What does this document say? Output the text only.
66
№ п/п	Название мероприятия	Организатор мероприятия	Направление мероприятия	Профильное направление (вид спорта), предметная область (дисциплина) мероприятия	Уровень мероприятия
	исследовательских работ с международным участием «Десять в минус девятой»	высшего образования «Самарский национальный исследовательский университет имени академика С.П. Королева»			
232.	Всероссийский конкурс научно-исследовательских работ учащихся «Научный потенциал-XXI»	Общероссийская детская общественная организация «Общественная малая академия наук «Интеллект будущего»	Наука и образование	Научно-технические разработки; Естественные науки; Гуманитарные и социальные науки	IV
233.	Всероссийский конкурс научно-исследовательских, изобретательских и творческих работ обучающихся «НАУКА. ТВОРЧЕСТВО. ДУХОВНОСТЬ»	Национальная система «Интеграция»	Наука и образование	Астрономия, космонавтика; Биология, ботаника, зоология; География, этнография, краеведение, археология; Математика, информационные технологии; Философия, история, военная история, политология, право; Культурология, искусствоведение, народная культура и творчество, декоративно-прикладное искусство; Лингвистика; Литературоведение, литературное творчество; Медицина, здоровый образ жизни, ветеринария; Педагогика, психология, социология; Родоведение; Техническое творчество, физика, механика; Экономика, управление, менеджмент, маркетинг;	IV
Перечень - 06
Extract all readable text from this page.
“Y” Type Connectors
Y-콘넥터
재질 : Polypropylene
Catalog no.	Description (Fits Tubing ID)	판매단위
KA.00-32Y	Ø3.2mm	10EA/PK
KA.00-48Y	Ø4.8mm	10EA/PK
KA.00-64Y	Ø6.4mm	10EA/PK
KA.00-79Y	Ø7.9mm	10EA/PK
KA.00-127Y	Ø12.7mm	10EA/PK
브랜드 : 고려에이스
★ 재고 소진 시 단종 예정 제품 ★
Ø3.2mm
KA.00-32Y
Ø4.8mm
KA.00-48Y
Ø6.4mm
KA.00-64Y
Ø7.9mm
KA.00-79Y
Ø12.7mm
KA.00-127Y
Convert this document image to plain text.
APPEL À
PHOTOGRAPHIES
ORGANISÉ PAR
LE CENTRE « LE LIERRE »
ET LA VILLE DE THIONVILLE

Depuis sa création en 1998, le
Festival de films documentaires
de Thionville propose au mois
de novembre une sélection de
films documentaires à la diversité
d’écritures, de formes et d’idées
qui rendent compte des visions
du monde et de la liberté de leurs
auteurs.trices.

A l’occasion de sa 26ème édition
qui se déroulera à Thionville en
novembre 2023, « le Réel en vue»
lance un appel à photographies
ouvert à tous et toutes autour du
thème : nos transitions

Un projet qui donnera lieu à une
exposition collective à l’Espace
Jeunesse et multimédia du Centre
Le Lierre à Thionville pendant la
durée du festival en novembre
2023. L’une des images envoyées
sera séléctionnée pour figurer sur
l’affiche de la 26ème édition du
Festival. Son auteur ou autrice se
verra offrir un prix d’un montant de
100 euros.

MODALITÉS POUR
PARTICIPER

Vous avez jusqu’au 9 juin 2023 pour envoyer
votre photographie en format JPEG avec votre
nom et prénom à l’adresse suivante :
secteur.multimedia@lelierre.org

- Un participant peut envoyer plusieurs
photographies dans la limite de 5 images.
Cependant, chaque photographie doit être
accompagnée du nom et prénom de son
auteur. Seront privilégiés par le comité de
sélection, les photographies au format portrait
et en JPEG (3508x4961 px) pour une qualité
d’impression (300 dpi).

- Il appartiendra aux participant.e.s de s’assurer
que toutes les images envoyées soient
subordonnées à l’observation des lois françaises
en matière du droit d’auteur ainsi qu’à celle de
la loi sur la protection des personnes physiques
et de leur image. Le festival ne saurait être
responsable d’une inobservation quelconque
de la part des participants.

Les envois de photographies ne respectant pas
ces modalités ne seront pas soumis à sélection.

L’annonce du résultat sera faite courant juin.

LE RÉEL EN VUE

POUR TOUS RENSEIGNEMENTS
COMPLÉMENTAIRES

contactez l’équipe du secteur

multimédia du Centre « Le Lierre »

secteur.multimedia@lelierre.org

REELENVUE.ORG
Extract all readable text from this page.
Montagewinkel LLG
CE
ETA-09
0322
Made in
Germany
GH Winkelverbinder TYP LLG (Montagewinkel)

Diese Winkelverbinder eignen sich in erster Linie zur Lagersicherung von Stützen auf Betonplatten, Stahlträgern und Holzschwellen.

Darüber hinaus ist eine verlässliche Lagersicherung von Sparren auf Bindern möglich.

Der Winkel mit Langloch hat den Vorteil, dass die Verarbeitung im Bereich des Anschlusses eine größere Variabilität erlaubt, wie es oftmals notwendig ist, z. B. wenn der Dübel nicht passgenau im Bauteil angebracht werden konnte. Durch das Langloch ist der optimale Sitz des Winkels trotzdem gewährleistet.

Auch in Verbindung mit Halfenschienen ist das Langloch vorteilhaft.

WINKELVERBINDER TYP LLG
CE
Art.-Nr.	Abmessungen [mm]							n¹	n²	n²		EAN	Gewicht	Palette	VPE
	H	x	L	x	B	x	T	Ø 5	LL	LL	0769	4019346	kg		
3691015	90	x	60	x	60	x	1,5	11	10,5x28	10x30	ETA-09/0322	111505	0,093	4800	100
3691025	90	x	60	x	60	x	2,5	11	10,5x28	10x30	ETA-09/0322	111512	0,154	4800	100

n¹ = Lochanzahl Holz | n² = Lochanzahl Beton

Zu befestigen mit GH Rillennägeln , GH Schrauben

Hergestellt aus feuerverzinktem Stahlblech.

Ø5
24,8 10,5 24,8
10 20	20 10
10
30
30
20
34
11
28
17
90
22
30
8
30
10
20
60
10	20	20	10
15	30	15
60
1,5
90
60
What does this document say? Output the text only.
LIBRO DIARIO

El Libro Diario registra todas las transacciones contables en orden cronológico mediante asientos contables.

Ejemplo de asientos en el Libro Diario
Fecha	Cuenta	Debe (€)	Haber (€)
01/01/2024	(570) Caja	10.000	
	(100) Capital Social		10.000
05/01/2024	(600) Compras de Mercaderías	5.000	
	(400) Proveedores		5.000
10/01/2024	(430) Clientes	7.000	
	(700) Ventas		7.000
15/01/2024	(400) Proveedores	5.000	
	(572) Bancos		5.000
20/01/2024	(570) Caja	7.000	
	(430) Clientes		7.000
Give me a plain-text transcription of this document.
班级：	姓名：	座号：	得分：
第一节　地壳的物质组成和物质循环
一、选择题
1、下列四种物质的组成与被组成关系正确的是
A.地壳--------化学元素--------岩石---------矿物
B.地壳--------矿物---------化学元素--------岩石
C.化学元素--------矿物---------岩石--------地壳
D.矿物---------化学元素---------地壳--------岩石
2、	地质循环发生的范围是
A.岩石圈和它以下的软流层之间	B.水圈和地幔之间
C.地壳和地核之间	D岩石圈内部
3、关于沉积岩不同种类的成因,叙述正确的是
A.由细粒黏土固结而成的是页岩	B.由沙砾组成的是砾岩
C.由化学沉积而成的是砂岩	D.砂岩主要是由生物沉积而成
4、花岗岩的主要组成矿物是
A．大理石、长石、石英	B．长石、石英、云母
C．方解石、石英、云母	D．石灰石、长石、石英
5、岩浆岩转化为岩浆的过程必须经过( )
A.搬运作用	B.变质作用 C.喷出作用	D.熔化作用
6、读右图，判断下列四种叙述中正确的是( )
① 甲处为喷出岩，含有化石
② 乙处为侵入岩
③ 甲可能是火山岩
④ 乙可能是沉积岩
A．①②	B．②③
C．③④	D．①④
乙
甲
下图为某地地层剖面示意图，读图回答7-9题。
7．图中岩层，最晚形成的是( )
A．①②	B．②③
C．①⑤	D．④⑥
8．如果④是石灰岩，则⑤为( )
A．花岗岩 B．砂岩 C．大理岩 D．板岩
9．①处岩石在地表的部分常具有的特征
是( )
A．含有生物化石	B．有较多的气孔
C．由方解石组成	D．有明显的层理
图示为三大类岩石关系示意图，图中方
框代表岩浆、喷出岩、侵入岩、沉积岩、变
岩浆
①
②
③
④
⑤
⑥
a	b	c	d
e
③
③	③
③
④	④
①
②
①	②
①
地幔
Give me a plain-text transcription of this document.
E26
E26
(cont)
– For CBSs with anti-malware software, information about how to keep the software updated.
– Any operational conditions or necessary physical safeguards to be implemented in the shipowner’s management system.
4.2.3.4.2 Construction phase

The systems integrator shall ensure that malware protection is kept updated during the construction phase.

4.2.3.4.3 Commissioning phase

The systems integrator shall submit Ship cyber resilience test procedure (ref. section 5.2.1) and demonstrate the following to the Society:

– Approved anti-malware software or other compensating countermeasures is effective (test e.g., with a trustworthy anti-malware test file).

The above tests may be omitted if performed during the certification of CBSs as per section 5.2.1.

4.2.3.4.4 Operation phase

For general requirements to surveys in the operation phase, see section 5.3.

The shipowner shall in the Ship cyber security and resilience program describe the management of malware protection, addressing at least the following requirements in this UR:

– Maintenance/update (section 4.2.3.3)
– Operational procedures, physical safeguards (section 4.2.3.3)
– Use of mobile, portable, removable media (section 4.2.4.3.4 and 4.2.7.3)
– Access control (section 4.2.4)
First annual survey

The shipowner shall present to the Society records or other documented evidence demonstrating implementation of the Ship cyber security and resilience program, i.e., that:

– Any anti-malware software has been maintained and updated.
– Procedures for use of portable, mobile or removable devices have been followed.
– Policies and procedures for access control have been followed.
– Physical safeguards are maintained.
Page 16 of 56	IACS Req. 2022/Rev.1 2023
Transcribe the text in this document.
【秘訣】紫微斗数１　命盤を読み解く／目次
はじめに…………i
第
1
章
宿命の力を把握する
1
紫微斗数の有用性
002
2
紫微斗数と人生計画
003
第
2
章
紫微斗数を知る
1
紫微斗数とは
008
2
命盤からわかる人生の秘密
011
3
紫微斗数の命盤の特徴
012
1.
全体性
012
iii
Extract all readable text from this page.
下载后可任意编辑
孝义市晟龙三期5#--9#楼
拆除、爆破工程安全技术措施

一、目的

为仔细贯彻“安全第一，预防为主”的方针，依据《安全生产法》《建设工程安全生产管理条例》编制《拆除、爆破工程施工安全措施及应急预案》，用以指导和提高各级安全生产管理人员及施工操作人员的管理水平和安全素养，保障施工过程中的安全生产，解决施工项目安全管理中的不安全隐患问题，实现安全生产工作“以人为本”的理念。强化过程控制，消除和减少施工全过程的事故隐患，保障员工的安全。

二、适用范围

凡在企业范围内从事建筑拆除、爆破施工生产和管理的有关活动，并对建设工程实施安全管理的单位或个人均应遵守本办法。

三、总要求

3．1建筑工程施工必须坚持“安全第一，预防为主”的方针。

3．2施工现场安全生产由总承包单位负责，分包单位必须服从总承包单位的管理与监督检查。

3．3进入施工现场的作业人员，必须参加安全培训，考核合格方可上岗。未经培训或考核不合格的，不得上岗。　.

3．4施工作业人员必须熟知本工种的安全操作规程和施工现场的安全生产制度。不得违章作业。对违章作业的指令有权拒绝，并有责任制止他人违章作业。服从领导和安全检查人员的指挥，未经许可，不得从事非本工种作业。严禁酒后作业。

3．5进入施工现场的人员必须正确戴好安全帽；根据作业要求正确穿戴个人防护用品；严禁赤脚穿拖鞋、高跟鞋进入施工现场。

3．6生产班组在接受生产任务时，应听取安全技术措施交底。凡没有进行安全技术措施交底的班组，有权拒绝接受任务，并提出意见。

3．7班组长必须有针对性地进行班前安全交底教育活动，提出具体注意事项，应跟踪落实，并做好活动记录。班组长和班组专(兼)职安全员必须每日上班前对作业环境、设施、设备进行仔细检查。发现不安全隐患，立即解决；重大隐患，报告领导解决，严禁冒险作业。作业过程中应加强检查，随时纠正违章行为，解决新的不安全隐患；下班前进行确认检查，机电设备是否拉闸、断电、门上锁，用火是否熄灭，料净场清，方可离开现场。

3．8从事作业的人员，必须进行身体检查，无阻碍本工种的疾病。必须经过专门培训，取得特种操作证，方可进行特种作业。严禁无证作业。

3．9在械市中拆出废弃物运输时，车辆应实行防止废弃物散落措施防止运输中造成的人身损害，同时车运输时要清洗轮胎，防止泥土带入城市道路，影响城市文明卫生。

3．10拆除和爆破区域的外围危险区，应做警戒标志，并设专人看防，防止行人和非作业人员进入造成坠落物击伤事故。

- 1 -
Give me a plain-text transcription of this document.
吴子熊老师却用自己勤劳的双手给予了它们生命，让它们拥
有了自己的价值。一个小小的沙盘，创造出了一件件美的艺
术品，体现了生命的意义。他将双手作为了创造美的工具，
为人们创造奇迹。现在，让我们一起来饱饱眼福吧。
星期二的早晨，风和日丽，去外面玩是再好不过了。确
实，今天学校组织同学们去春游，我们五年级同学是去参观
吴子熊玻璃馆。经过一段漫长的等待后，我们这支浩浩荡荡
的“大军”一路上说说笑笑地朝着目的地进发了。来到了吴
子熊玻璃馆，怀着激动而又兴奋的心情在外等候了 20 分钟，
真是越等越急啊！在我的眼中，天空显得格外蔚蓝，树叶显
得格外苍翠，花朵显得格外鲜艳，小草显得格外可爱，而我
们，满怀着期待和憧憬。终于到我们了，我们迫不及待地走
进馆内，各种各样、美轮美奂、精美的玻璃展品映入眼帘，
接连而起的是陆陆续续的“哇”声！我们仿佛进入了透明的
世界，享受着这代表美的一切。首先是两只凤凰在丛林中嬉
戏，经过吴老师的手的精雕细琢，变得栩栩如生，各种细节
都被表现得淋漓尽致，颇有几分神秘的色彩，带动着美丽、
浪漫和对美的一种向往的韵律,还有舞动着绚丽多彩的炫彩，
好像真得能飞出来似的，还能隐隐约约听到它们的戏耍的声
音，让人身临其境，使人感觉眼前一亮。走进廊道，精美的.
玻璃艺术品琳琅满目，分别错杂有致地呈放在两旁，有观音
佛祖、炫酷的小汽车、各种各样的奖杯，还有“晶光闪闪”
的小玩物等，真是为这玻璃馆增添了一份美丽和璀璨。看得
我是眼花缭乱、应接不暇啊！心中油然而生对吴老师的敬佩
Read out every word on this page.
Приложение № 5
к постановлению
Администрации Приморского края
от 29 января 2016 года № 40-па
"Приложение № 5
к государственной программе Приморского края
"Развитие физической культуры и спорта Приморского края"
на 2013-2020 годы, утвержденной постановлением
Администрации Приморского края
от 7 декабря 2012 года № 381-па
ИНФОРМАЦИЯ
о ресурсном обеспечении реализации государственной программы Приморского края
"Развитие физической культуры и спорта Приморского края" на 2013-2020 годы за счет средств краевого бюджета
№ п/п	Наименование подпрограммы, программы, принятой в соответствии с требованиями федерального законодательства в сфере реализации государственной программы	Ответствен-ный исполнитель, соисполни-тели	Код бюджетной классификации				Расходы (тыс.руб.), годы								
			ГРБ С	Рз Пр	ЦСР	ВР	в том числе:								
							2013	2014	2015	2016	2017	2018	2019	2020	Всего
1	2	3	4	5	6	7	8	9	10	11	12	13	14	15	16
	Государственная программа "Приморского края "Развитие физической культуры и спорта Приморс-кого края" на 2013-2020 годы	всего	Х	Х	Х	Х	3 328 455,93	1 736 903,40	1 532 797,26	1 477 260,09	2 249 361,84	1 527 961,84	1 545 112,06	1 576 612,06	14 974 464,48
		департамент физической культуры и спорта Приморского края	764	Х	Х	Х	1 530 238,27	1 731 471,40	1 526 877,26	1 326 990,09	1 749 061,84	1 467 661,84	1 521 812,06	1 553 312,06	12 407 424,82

══════════════════════════════

### Problem details
Where a line in the entries holds "during", copy that line.

### Completed exercise
The systems integrator shall ensure that malware protection is kept updated during the construction phase.
The above tests may be omitted if performed during the certification of CBSs as per section 5.2.1.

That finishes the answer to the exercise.